TASK GOAL ▸ Lines containing the word "name" are to be located and copied.

STORED DATA ▸
○ ○ ○ ○ ○ ○ ○

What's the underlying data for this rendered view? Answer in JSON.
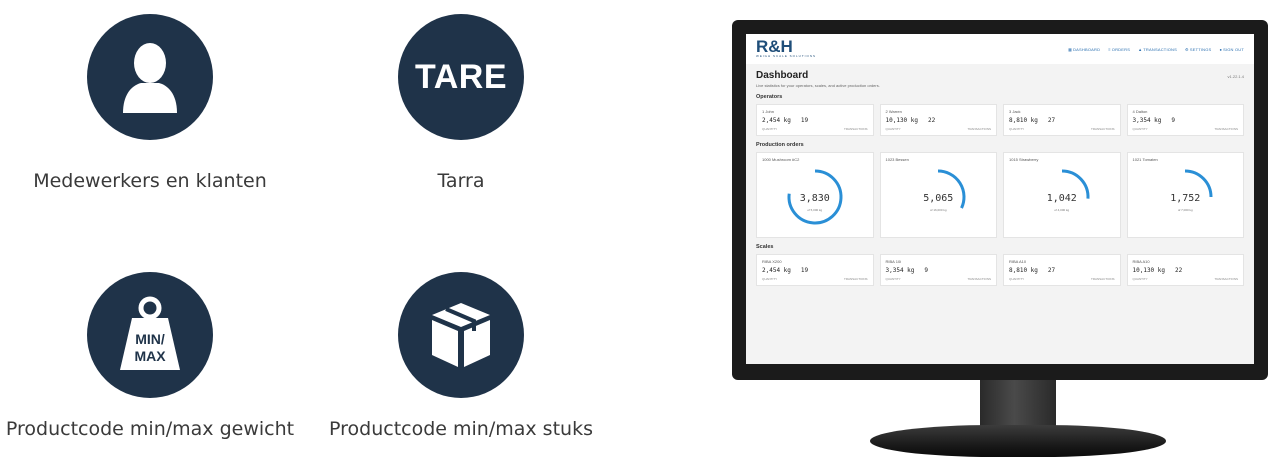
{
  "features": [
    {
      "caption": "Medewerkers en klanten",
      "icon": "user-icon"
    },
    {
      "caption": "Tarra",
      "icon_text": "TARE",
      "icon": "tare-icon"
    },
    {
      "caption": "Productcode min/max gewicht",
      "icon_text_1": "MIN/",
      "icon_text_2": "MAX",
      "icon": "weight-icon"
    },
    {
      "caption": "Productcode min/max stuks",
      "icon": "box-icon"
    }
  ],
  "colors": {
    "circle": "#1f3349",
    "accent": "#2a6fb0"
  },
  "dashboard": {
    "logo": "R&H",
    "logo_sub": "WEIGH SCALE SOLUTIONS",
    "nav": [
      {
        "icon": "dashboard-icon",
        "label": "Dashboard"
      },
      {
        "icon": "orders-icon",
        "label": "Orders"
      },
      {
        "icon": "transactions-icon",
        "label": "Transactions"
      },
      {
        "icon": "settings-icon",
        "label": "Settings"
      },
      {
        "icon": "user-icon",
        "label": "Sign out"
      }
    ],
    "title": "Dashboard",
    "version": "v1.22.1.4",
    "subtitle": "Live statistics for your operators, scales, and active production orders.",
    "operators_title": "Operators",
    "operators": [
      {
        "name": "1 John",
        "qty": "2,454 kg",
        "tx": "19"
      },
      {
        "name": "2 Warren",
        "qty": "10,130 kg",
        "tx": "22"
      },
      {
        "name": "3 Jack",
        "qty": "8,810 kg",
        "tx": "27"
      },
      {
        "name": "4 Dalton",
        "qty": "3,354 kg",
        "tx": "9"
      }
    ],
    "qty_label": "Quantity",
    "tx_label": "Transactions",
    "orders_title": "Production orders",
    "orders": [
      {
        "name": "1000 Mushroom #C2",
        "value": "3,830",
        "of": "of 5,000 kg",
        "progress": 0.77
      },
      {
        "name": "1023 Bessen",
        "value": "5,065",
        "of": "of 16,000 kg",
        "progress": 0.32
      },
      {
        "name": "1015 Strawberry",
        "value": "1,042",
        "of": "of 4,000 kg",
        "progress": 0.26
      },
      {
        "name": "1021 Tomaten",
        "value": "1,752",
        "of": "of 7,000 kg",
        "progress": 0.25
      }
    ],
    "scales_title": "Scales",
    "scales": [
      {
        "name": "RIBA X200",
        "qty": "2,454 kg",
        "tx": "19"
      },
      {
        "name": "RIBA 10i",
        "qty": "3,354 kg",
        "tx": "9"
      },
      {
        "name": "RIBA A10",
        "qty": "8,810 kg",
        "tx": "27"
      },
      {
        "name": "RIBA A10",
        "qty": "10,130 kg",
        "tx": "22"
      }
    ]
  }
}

○ ○ ○ ○ ○ ○ ○

ANSWER BELOW ▸
        "name": "1 John",
        "name": "2 Warren",
        "name": "3 Jack",
        "name": "4 Dalton",
        "name": "1000 Mushroom #C2",
        "name": "1023 Bessen",
        "name": "1015 Strawberry",
        "name": "1021 Tomaten",
        "name": "RIBA X200",
        "name": "RIBA 10i",
        "name": "RIBA A10",
        "name": "RIBA A10",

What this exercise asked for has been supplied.